▶ [INSTRUCTIONS FOR THE TASK] Where a line holds "name", copy it.
------------------------
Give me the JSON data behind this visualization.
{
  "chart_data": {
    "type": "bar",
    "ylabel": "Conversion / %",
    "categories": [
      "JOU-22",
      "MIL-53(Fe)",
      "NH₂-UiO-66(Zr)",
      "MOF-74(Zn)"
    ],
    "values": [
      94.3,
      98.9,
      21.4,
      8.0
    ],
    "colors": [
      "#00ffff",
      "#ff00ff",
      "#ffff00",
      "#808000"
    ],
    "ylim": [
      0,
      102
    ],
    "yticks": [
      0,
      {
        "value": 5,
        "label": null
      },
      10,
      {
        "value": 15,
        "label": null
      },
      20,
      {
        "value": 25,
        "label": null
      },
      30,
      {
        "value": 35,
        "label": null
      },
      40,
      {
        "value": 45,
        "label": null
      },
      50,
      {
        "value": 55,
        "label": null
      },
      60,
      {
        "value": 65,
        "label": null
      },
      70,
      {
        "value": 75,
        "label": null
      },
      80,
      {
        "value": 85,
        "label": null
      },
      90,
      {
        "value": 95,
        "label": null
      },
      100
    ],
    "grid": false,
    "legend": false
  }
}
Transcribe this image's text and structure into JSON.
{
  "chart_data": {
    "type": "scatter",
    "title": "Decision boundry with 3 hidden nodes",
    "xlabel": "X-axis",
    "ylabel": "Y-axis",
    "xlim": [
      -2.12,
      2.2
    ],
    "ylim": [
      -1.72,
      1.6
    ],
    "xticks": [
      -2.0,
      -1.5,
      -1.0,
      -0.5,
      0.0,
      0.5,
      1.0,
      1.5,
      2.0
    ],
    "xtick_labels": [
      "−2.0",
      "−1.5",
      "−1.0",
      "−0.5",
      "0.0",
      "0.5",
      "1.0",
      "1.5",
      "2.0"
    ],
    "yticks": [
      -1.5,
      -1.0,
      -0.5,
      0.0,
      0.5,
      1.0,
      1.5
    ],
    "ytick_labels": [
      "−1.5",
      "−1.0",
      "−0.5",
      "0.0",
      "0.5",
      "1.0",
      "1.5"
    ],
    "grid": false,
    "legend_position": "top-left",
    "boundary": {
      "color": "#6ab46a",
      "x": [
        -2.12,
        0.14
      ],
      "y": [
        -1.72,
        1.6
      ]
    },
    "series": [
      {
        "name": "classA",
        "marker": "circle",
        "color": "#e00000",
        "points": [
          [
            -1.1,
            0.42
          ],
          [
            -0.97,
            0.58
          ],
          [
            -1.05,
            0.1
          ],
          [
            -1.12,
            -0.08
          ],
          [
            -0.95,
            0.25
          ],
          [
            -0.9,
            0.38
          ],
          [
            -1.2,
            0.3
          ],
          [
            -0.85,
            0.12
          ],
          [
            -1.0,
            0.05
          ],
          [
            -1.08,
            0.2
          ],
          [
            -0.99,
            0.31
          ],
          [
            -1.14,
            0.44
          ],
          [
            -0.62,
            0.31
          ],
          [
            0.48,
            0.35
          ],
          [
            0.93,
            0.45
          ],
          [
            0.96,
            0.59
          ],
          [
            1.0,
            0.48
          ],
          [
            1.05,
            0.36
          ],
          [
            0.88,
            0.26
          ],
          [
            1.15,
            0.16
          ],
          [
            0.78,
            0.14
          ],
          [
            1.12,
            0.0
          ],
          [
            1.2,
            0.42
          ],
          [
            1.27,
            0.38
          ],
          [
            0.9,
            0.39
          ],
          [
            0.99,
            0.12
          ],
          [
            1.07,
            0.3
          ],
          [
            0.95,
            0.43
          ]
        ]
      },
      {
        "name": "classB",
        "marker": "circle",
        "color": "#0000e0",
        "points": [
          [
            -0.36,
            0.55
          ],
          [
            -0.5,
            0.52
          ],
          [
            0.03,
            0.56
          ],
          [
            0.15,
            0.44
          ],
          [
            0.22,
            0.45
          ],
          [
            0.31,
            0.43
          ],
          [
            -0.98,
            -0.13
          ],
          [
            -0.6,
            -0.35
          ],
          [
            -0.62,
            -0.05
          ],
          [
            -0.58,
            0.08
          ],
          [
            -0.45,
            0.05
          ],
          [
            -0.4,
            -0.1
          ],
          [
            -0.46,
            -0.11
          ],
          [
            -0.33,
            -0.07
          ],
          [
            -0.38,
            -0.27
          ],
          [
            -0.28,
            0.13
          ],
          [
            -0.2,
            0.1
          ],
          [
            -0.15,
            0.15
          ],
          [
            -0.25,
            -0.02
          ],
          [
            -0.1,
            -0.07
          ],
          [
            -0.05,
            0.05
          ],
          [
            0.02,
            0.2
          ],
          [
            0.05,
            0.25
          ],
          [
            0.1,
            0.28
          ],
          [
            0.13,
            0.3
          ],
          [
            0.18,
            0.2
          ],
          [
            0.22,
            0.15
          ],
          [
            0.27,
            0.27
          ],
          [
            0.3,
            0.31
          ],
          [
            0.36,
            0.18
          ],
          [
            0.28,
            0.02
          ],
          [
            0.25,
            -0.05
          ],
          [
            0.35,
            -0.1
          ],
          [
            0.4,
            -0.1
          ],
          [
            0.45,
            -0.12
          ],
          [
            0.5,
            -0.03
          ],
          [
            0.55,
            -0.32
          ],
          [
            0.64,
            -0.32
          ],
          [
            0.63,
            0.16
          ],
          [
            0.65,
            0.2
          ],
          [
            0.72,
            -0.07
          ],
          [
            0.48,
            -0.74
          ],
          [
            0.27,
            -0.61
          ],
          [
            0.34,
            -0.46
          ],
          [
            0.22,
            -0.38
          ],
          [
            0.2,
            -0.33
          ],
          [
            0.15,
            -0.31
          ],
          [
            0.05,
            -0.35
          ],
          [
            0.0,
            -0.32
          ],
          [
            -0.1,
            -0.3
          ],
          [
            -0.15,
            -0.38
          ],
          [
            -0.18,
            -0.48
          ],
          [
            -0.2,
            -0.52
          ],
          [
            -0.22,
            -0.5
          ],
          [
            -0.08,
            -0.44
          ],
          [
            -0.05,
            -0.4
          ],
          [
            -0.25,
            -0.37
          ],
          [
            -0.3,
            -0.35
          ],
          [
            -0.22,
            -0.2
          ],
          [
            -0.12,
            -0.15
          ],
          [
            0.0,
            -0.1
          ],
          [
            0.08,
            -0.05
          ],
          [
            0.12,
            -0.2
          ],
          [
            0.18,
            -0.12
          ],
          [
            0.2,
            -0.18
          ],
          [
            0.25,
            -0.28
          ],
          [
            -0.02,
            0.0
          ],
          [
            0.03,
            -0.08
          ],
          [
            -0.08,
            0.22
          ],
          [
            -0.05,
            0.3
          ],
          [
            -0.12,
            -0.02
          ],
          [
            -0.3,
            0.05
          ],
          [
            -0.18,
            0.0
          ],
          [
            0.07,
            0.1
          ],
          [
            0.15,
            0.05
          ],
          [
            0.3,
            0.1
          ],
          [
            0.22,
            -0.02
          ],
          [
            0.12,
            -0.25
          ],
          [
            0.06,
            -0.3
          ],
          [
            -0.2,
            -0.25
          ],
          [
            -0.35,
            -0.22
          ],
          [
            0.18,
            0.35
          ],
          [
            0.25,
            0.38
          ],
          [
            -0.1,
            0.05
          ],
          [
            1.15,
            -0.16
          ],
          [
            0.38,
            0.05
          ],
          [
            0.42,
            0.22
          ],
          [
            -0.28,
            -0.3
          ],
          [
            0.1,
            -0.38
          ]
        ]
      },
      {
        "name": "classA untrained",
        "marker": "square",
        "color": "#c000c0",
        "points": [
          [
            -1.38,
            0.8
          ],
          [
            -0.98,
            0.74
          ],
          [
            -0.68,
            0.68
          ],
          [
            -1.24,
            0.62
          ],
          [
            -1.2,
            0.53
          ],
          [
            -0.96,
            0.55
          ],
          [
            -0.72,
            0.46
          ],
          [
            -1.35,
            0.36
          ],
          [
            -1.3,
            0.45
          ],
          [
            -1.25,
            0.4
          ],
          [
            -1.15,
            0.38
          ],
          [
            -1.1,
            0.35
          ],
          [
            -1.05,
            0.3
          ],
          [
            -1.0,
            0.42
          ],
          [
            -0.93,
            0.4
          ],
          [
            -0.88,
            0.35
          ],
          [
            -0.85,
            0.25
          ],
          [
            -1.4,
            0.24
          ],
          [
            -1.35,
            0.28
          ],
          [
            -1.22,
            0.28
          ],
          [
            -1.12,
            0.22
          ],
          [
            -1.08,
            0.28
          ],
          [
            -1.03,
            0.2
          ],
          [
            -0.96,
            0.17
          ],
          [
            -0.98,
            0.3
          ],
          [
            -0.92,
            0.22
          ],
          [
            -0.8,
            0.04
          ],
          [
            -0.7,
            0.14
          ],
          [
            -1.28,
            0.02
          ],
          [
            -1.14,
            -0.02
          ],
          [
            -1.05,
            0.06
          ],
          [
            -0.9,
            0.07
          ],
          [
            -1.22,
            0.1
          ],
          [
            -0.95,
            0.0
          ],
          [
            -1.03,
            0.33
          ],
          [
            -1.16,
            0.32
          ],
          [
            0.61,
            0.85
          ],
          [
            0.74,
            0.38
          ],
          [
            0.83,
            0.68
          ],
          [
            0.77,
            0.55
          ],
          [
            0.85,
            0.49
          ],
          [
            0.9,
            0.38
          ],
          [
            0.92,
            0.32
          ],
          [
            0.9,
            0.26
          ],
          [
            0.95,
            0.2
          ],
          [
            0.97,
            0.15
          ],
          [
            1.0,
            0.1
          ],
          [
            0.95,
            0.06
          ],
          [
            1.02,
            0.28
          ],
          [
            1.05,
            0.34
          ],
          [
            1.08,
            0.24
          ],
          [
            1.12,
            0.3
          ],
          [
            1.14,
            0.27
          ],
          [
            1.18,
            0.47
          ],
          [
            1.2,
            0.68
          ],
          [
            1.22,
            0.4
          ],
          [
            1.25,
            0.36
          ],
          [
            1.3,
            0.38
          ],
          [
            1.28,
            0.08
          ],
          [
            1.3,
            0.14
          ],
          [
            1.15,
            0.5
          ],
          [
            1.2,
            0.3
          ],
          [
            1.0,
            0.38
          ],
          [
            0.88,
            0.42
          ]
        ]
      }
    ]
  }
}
------------------------
▶ [THE RESPONSE]
        "name": "classA",
        "name": "classB",
        "name": "classA untrained",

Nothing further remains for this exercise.